What the task asks →
Copy every line of the following data that includes the string "name".

Dataset entries
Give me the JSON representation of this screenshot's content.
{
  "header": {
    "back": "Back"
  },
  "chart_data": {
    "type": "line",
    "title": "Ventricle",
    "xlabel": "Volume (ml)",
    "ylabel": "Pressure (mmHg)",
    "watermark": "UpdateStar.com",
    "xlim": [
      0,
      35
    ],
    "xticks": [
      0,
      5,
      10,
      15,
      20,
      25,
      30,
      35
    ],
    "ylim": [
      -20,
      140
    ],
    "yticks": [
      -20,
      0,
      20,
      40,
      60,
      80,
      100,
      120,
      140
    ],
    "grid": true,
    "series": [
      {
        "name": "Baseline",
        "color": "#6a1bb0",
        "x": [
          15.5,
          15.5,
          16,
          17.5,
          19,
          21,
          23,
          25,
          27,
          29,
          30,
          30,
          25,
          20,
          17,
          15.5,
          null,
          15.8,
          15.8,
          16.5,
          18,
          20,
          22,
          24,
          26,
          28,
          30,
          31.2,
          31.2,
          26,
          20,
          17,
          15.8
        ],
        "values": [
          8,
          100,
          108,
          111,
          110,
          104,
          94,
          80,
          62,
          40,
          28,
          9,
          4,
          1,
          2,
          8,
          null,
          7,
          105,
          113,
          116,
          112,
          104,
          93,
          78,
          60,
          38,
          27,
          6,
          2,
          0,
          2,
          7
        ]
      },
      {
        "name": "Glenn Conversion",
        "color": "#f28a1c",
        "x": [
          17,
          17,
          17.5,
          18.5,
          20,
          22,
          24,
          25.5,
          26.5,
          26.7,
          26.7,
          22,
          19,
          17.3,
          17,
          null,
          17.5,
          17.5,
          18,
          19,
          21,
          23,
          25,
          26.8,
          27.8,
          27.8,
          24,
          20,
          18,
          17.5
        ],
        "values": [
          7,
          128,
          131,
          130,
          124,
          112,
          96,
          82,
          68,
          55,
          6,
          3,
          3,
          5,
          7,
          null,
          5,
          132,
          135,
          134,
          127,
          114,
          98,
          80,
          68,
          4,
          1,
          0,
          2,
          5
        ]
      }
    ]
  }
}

---

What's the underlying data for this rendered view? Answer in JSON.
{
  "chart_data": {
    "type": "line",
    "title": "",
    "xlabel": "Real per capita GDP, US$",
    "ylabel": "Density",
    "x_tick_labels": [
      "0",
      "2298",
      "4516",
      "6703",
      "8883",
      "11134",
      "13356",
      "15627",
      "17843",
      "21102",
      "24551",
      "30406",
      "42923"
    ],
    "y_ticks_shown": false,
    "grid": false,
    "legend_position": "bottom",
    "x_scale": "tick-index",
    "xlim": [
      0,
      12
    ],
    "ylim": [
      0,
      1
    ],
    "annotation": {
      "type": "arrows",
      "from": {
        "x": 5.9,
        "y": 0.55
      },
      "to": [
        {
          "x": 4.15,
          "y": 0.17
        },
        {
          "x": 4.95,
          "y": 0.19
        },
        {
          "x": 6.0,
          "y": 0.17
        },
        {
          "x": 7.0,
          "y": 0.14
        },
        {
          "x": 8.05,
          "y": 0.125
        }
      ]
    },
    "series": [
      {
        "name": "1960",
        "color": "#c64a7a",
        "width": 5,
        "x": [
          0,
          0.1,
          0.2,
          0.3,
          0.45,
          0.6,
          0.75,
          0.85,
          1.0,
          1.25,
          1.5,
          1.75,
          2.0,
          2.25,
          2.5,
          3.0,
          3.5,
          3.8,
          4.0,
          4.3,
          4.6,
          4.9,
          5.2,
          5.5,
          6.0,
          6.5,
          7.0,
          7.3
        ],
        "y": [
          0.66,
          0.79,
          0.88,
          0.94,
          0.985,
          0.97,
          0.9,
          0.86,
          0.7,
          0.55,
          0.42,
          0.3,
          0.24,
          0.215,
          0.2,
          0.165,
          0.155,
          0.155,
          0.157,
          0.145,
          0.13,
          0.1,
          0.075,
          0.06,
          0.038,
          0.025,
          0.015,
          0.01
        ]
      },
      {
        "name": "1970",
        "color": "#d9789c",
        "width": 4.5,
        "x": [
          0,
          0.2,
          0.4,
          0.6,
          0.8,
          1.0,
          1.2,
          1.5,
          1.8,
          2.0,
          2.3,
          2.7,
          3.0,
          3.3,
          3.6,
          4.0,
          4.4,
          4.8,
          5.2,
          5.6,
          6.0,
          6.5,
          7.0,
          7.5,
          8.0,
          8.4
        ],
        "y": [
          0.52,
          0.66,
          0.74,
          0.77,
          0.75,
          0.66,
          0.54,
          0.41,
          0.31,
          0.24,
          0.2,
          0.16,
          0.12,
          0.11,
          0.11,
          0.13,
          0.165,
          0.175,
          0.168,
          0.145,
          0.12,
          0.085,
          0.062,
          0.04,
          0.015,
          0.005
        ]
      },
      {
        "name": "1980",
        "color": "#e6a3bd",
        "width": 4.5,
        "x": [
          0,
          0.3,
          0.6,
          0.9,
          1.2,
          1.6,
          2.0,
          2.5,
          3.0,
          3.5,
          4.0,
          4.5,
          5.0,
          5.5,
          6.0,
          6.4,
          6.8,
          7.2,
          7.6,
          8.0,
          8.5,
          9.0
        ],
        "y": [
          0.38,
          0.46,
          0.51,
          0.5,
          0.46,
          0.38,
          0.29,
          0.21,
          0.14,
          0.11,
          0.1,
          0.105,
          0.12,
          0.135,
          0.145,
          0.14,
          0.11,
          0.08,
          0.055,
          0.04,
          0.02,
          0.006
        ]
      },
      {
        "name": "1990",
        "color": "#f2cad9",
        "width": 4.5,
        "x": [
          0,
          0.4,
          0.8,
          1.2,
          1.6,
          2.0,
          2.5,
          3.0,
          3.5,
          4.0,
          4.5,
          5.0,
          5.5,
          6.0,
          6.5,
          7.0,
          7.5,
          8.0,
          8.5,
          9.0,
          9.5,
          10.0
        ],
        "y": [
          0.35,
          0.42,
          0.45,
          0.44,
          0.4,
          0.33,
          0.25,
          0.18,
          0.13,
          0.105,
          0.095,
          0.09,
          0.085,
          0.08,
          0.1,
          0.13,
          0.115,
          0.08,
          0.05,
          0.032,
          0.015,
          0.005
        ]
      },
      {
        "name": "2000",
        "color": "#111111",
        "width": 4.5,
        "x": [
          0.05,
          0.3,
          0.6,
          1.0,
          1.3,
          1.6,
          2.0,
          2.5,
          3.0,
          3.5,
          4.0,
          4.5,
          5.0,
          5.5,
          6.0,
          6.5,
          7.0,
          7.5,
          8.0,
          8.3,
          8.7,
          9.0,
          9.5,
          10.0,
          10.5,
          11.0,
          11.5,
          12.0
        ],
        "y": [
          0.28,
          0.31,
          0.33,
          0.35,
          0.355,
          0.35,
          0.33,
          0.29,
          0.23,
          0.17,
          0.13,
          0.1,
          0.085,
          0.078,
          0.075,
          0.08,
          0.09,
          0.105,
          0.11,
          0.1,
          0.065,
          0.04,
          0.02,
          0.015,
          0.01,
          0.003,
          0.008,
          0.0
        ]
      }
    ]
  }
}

Reply →
        "name": "Baseline",
        "name": "Glenn Conversion",
        "name": "1960",
        "name": "1970",
        "name": "1980",
        "name": "1990",
        "name": "2000",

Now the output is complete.